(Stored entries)
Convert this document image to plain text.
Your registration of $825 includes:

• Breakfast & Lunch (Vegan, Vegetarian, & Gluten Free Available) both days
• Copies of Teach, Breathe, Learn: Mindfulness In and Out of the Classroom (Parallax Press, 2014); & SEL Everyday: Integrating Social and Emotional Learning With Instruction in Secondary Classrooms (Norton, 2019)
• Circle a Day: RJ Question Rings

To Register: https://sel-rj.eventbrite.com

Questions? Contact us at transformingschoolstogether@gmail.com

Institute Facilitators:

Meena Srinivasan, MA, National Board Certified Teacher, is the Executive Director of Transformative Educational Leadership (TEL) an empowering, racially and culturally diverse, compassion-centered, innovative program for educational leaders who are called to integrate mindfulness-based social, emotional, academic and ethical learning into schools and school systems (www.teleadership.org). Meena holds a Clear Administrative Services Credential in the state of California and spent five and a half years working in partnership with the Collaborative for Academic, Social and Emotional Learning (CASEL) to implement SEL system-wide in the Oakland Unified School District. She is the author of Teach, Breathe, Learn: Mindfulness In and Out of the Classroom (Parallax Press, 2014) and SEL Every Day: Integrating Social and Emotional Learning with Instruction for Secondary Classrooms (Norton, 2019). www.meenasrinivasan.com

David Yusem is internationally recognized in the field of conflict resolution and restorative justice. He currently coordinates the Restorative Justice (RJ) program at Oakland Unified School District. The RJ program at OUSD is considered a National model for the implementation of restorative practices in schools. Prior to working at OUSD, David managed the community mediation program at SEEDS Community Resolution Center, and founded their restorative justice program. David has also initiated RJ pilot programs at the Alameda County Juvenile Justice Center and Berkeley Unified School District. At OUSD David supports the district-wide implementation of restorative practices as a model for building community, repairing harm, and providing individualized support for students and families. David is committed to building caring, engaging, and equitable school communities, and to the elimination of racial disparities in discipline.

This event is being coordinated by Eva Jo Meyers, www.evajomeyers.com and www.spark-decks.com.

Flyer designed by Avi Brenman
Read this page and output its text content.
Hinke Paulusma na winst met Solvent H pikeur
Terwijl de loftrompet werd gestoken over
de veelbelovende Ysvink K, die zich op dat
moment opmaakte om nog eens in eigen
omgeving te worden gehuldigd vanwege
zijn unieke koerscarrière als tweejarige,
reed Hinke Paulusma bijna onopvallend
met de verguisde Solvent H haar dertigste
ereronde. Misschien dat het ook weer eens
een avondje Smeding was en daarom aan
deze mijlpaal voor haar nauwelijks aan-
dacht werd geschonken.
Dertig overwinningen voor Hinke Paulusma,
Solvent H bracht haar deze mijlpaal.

> PROBLEM
Nothing should be left out: return all of the records exactly.

> PROBLEM SOLUTION
Convert this document image to plain text.
Your registration of $825 includes:

• Breakfast & Lunch (Vegan, Vegetarian, & Gluten Free Available) both days
• Copies of Teach, Breathe, Learn: Mindfulness In and Out of the Classroom (Parallax Press, 2014); & SEL Everyday: Integrating Social and Emotional Learning With Instruction in Secondary Classrooms (Norton, 2019)
• Circle a Day: RJ Question Rings

To Register: https://sel-rj.eventbrite.com

Questions? Contact us at transformingschoolstogether@gmail.com

Institute Facilitators:

Meena Srinivasan, MA, National Board Certified Teacher, is the Executive Director of Transformative Educational Leadership (TEL) an empowering, racially and culturally diverse, compassion-centered, innovative program for educational leaders who are called to integrate mindfulness-based social, emotional, academic and ethical learning into schools and school systems (www.teleadership.org). Meena holds a Clear Administrative Services Credential in the state of California and spent five and a half years working in partnership with the Collaborative for Academic, Social and Emotional Learning (CASEL) to implement SEL system-wide in the Oakland Unified School District. She is the author of Teach, Breathe, Learn: Mindfulness In and Out of the Classroom (Parallax Press, 2014) and SEL Every Day: Integrating Social and Emotional Learning with Instruction for Secondary Classrooms (Norton, 2019). www.meenasrinivasan.com

David Yusem is internationally recognized in the field of conflict resolution and restorative justice. He currently coordinates the Restorative Justice (RJ) program at Oakland Unified School District. The RJ program at OUSD is considered a National model for the implementation of restorative practices in schools. Prior to working at OUSD, David managed the community mediation program at SEEDS Community Resolution Center, and founded their restorative justice program. David has also initiated RJ pilot programs at the Alameda County Juvenile Justice Center and Berkeley Unified School District. At OUSD David supports the district-wide implementation of restorative practices as a model for building community, repairing harm, and providing individualized support for students and families. David is committed to building caring, engaging, and equitable school communities, and to the elimination of racial disparities in discipline.

This event is being coordinated by Eva Jo Meyers, www.evajomeyers.com and www.spark-decks.com.

Flyer designed by Avi Brenman
Read this page and output its text content.
Hinke Paulusma na winst met Solvent H pikeur
Terwijl de loftrompet werd gestoken over
de veelbelovende Ysvink K, die zich op dat
moment opmaakte om nog eens in eigen
omgeving te worden gehuldigd vanwege
zijn unieke koerscarrière als tweejarige,
reed Hinke Paulusma bijna onopvallend
met de verguisde Solvent H haar dertigste
ereronde. Misschien dat het ook weer eens
een avondje Smeding was en daarom aan
deze mijlpaal voor haar nauwelijks aan-
dacht werd geschonken.
Dertig overwinningen voor Hinke Paulusma,
Solvent H bracht haar deze mijlpaal.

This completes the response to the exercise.